— BEGIN DATA LISTING —

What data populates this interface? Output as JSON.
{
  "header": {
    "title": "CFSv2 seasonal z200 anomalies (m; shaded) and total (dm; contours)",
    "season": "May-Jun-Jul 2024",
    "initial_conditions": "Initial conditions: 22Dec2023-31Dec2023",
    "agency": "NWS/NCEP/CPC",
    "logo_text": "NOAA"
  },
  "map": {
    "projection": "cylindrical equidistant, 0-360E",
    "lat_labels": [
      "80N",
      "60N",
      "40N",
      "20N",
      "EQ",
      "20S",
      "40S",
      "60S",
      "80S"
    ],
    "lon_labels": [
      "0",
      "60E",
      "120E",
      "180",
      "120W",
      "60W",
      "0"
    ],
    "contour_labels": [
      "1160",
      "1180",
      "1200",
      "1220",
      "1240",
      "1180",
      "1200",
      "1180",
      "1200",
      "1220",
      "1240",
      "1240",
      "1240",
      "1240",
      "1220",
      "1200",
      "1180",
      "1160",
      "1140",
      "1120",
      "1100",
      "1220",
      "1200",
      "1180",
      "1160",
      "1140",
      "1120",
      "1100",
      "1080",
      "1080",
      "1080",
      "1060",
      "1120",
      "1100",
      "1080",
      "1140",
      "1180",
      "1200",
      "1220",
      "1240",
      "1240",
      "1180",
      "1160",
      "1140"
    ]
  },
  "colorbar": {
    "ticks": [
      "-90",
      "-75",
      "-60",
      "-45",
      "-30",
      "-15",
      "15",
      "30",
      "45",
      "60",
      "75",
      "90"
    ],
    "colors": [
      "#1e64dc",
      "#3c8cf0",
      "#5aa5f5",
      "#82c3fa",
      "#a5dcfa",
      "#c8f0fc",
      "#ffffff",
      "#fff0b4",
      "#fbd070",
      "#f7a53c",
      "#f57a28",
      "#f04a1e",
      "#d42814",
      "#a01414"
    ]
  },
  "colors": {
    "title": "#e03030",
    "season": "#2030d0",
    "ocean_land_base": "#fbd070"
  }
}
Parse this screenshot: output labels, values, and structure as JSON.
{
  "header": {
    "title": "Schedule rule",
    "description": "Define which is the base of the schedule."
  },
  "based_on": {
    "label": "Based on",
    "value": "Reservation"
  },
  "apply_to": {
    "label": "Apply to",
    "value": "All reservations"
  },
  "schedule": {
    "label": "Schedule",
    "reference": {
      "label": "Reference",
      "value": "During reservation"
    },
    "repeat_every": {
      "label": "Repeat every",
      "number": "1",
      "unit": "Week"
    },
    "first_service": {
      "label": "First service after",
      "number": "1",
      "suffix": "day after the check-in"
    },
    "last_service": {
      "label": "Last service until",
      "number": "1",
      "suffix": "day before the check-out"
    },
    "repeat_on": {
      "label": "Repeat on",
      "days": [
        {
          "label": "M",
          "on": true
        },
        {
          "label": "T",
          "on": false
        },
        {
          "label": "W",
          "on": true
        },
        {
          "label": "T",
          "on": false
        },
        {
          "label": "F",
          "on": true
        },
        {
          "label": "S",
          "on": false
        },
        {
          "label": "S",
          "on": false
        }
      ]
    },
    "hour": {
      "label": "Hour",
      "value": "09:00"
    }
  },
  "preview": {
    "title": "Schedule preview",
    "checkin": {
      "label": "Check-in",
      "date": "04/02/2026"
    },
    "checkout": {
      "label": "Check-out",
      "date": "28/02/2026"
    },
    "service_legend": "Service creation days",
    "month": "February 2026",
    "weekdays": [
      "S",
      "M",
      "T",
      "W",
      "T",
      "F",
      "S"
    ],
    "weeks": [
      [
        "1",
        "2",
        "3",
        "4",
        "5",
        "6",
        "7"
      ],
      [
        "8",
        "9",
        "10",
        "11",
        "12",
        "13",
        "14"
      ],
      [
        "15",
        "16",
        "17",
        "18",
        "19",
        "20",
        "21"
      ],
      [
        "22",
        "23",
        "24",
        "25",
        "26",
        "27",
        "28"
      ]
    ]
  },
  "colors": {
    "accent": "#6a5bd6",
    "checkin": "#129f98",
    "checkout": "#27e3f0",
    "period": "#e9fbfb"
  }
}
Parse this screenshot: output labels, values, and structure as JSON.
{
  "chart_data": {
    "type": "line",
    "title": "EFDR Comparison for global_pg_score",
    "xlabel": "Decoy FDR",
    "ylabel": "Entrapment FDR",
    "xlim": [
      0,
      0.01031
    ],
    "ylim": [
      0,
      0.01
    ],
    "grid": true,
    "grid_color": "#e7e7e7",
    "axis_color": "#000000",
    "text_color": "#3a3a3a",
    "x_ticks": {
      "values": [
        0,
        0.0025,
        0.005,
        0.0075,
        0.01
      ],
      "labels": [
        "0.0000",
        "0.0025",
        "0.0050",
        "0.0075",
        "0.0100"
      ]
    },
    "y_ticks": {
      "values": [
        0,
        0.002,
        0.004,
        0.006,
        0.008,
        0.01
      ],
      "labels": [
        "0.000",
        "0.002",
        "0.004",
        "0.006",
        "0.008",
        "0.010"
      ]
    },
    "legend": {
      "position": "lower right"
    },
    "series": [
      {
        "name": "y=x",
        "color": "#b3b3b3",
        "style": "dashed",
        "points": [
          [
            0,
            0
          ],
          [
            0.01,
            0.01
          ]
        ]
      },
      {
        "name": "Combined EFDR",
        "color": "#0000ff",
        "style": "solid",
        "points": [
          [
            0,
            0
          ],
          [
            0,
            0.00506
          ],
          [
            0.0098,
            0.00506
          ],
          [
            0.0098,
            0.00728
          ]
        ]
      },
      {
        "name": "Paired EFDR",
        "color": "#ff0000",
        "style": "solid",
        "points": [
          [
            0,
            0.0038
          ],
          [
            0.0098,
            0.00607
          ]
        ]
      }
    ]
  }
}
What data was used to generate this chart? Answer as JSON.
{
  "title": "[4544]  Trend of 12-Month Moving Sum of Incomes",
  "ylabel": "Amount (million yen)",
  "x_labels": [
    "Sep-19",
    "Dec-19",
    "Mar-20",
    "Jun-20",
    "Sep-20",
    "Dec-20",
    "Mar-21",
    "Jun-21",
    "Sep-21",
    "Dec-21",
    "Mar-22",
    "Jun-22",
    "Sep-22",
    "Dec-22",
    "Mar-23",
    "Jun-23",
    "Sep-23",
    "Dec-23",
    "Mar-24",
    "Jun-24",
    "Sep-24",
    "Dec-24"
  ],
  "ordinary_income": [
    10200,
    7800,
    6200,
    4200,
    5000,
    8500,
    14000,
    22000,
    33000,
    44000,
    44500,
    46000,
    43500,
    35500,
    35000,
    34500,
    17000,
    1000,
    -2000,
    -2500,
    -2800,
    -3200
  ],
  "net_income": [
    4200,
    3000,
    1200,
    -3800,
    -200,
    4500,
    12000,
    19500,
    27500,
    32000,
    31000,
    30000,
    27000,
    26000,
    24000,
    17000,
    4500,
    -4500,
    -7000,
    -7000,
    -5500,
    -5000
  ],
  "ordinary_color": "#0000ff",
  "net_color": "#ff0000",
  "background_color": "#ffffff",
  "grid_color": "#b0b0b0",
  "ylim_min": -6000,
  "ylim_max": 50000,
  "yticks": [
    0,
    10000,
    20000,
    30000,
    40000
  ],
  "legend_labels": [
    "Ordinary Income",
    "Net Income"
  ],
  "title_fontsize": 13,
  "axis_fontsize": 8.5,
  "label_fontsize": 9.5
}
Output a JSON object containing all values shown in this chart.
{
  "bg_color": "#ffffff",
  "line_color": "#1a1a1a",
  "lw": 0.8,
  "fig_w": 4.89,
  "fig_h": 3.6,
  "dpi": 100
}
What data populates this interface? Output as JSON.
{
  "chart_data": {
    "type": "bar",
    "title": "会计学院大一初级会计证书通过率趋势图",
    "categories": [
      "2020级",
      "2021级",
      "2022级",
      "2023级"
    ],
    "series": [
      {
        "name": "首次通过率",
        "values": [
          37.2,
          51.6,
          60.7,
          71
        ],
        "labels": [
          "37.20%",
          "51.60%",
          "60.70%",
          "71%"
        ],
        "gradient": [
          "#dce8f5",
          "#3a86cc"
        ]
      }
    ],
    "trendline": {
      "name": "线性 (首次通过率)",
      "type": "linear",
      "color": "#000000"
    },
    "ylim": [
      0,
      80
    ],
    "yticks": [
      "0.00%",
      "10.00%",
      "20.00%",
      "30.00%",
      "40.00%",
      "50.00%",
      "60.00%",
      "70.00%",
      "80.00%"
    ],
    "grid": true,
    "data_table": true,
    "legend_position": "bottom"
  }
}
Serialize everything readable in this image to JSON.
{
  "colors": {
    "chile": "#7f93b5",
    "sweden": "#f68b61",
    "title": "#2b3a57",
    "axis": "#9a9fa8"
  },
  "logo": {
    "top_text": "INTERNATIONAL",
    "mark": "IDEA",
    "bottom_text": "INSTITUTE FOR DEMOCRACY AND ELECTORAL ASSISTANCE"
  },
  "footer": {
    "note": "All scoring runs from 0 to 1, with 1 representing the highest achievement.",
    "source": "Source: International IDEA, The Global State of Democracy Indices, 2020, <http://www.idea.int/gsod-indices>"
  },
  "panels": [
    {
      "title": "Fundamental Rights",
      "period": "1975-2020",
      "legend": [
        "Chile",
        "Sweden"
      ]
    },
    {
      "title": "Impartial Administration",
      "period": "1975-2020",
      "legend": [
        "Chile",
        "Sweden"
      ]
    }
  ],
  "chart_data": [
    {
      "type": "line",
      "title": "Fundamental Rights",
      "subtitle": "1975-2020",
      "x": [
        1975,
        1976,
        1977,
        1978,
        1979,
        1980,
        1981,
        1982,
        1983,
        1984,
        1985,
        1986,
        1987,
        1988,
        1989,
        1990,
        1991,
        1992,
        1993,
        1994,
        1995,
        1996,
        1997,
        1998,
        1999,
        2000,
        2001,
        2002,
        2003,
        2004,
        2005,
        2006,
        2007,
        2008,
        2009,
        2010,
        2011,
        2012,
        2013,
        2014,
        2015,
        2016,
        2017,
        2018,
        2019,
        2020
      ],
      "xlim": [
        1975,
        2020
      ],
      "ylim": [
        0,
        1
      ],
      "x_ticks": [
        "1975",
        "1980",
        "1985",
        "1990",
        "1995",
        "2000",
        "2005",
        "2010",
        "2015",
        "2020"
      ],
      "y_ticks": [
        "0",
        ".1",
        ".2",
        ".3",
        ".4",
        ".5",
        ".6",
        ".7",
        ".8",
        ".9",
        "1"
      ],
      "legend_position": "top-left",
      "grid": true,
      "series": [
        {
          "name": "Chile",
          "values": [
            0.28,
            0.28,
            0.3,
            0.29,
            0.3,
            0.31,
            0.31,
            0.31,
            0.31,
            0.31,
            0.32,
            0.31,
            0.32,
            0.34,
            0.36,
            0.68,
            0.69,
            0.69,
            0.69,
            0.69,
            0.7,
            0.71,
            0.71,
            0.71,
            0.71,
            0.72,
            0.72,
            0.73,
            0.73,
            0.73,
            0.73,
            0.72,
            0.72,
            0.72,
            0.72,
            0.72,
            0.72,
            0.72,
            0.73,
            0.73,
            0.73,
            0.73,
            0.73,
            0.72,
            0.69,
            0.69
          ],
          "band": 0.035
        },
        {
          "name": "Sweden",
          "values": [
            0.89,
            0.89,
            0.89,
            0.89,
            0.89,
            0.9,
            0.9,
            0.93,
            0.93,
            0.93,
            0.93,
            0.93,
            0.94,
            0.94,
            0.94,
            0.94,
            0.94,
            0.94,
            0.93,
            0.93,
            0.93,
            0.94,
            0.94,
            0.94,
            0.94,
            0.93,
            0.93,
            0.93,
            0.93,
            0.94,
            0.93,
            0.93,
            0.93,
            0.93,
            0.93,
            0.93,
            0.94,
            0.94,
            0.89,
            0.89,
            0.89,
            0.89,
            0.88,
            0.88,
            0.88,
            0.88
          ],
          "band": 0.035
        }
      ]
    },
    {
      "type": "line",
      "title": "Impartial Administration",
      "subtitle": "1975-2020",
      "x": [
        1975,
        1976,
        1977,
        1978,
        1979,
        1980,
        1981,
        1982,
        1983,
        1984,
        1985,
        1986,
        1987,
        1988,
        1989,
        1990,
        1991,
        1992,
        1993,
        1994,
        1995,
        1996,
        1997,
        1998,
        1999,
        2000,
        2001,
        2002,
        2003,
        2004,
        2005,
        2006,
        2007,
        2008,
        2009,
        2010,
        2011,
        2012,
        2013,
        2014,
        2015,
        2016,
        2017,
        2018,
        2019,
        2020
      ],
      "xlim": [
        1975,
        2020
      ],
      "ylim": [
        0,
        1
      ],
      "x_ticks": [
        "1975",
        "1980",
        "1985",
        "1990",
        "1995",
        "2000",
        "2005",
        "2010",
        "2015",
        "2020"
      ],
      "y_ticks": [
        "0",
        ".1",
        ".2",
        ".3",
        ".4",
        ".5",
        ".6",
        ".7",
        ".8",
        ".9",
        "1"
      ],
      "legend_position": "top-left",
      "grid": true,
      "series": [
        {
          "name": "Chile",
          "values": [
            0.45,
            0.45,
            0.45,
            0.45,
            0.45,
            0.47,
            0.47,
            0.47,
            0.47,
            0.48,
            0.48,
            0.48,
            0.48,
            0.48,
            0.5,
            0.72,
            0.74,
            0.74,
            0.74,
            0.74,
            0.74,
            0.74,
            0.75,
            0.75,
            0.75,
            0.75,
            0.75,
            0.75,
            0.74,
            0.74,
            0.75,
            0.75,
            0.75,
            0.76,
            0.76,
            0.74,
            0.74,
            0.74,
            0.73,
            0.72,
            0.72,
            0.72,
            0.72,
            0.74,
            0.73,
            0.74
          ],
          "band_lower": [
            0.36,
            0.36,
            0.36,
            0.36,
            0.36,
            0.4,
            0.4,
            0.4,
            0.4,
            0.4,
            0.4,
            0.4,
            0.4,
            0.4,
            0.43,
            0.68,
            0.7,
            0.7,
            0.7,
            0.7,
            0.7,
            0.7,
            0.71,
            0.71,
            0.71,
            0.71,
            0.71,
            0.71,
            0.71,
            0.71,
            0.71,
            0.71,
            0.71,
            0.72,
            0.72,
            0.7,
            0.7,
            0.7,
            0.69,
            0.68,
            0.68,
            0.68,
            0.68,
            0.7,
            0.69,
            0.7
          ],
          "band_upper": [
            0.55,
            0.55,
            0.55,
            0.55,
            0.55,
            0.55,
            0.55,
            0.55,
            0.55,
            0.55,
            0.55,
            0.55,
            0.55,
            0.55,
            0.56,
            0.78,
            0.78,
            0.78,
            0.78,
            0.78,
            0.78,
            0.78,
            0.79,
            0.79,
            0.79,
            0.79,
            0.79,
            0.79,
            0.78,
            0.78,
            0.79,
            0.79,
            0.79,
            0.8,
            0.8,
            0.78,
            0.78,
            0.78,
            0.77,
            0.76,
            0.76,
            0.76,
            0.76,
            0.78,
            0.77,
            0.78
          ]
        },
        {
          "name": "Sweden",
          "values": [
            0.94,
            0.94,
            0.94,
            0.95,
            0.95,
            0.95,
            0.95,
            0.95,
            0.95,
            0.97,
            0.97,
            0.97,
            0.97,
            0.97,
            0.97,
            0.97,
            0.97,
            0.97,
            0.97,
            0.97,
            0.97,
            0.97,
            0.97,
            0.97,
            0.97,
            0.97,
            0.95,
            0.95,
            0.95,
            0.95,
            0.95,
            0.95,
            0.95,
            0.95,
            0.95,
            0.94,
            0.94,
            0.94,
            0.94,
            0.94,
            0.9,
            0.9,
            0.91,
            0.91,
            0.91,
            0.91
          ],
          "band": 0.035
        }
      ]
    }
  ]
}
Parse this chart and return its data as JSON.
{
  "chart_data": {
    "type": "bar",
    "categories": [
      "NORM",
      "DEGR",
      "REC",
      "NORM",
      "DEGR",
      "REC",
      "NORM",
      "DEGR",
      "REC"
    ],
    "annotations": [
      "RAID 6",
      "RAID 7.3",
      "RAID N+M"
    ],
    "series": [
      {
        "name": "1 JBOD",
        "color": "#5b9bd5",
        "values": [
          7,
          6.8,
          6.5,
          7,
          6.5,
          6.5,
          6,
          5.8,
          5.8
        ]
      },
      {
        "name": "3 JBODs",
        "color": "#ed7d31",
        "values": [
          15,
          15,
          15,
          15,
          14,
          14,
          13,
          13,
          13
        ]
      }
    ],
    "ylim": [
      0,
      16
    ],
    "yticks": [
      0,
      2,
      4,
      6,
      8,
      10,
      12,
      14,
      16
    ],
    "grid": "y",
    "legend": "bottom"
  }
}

— END DATA LISTING —

▶ _GIVEN TASK_
How many lines in these records hold the string "IDEA"? Reply with the number alone.

▶ _SOLUTION FOR THIS PROBLEM_
2